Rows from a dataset
*****
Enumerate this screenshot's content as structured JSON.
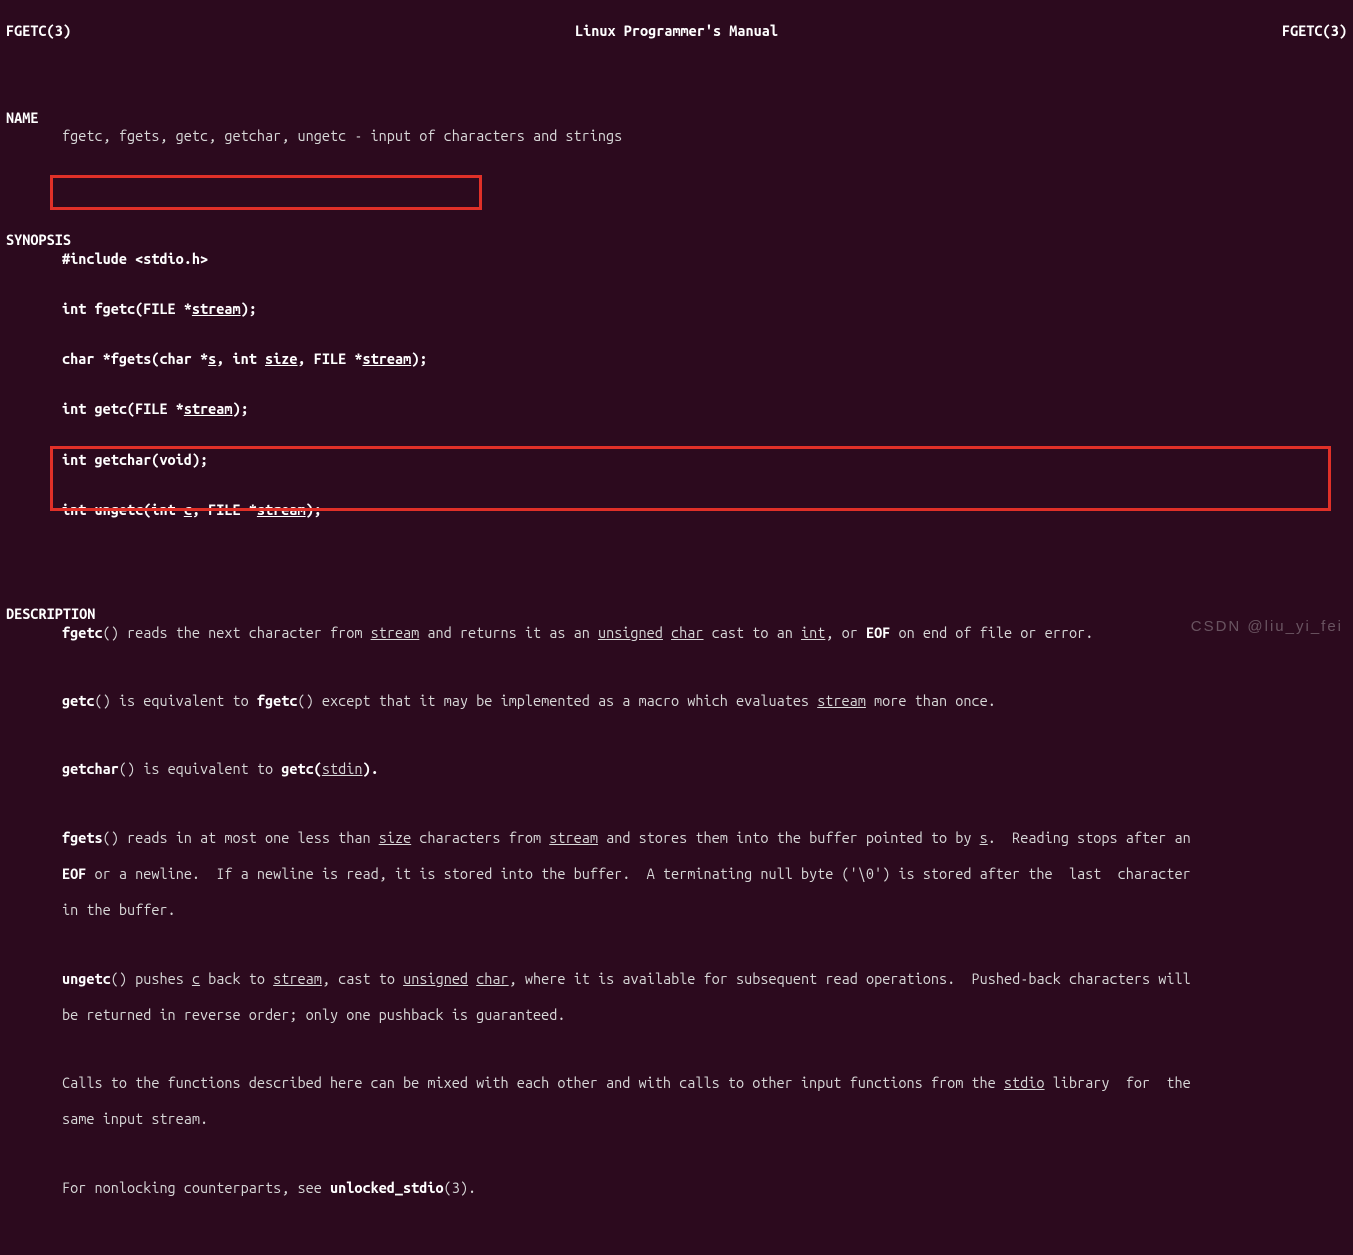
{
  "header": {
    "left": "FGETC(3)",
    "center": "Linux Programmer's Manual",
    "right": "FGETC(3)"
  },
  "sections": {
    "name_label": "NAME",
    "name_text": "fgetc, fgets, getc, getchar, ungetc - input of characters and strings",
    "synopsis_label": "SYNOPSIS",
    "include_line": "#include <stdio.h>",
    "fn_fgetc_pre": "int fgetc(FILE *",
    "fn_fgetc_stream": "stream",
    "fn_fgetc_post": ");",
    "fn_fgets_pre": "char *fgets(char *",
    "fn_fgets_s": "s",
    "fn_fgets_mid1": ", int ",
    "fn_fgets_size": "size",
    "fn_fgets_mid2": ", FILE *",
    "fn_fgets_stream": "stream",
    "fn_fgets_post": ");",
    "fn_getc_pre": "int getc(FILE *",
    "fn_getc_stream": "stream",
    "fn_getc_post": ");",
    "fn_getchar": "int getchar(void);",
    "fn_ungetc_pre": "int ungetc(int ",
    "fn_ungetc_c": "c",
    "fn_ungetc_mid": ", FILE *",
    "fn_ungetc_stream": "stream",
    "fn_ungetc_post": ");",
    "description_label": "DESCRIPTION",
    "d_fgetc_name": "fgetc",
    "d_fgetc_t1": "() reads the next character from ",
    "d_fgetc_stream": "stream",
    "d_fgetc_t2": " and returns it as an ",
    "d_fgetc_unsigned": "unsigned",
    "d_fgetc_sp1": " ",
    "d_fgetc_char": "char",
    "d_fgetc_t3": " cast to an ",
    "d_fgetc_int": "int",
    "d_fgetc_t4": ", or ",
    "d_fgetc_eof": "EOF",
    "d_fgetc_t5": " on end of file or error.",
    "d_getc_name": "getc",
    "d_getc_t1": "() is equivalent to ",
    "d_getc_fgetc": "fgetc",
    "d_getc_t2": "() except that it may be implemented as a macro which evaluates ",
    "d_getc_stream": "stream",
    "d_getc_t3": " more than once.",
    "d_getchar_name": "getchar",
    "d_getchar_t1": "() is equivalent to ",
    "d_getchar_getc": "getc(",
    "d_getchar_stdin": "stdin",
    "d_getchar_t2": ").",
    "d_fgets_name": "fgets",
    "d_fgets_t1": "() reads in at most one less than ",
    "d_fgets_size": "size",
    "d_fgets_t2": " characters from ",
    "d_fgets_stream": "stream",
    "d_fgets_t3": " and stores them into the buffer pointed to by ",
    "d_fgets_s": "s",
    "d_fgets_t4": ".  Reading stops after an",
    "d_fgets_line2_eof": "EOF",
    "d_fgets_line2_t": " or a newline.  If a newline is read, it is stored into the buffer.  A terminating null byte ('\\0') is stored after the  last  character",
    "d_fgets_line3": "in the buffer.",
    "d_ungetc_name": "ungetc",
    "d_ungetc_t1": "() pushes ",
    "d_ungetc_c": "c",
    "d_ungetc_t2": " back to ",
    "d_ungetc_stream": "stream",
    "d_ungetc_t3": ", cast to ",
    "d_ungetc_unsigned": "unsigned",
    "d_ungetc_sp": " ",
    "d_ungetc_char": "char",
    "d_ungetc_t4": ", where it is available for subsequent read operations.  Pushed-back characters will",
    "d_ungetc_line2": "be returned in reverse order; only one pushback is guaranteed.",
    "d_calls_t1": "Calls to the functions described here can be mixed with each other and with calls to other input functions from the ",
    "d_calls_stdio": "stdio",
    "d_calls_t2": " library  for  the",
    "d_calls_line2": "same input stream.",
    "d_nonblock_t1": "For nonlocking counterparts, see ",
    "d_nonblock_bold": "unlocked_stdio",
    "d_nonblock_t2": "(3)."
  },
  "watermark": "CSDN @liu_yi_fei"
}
*****
In your copy of the listing above, reproduce each line exactly and omit all pictures.

**Task result**
Enumerate this screenshot's content as structured JSON.
{
  "header": {
    "left": "FGETC(3)",
    "center": "Linux Programmer's Manual",
    "right": "FGETC(3)"
  },
  "sections": {
    "name_label": "NAME",
    "name_text": "fgetc, fgets, getc, getchar, ungetc - input of characters and strings",
    "synopsis_label": "SYNOPSIS",
    "include_line": "#include <stdio.h>",
    "fn_fgetc_pre": "int fgetc(FILE *",
    "fn_fgetc_stream": "stream",
    "fn_fgetc_post": ");",
    "fn_fgets_pre": "char *fgets(char *",
    "fn_fgets_s": "s",
    "fn_fgets_mid1": ", int ",
    "fn_fgets_size": "size",
    "fn_fgets_mid2": ", FILE *",
    "fn_fgets_stream": "stream",
    "fn_fgets_post": ");",
    "fn_getc_pre": "int getc(FILE *",
    "fn_getc_stream": "stream",
    "fn_getc_post": ");",
    "fn_getchar": "int getchar(void);",
    "fn_ungetc_pre": "int ungetc(int ",
    "fn_ungetc_c": "c",
    "fn_ungetc_mid": ", FILE *",
    "fn_ungetc_stream": "stream",
    "fn_ungetc_post": ");",
    "description_label": "DESCRIPTION",
    "d_fgetc_name": "fgetc",
    "d_fgetc_t1": "() reads the next character from ",
    "d_fgetc_stream": "stream",
    "d_fgetc_t2": " and returns it as an ",
    "d_fgetc_unsigned": "unsigned",
    "d_fgetc_sp1": " ",
    "d_fgetc_char": "char",
    "d_fgetc_t3": " cast to an ",
    "d_fgetc_int": "int",
    "d_fgetc_t4": ", or ",
    "d_fgetc_eof": "EOF",
    "d_fgetc_t5": " on end of file or error.",
    "d_getc_name": "getc",
    "d_getc_t1": "() is equivalent to ",
    "d_getc_fgetc": "fgetc",
    "d_getc_t2": "() except that it may be implemented as a macro which evaluates ",
    "d_getc_stream": "stream",
    "d_getc_t3": " more than once.",
    "d_getchar_name": "getchar",
    "d_getchar_t1": "() is equivalent to ",
    "d_getchar_getc": "getc(",
    "d_getchar_stdin": "stdin",
    "d_getchar_t2": ").",
    "d_fgets_name": "fgets",
    "d_fgets_t1": "() reads in at most one less than ",
    "d_fgets_size": "size",
    "d_fgets_t2": " characters from ",
    "d_fgets_stream": "stream",
    "d_fgets_t3": " and stores them into the buffer pointed to by ",
    "d_fgets_s": "s",
    "d_fgets_t4": ".  Reading stops after an",
    "d_fgets_line2_eof": "EOF",
    "d_fgets_line2_t": " or a newline.  If a newline is read, it is stored into the buffer.  A terminating null byte ('\\0') is stored after the  last  character",
    "d_fgets_line3": "in the buffer.",
    "d_ungetc_name": "ungetc",
    "d_ungetc_t1": "() pushes ",
    "d_ungetc_c": "c",
    "d_ungetc_t2": " back to ",
    "d_ungetc_stream": "stream",
    "d_ungetc_t3": ", cast to ",
    "d_ungetc_unsigned": "unsigned",
    "d_ungetc_sp": " ",
    "d_ungetc_char": "char",
    "d_ungetc_t4": ", where it is available for subsequent read operations.  Pushed-back characters will",
    "d_ungetc_line2": "be returned in reverse order; only one pushback is guaranteed.",
    "d_calls_t1": "Calls to the functions described here can be mixed with each other and with calls to other input functions from the ",
    "d_calls_stdio": "stdio",
    "d_calls_t2": " library  for  the",
    "d_calls_line2": "same input stream.",
    "d_nonblock_t1": "For nonlocking counterparts, see ",
    "d_nonblock_bold": "unlocked_stdio",
    "d_nonblock_t2": "(3)."
  },
  "watermark": "CSDN @liu_yi_fei"
}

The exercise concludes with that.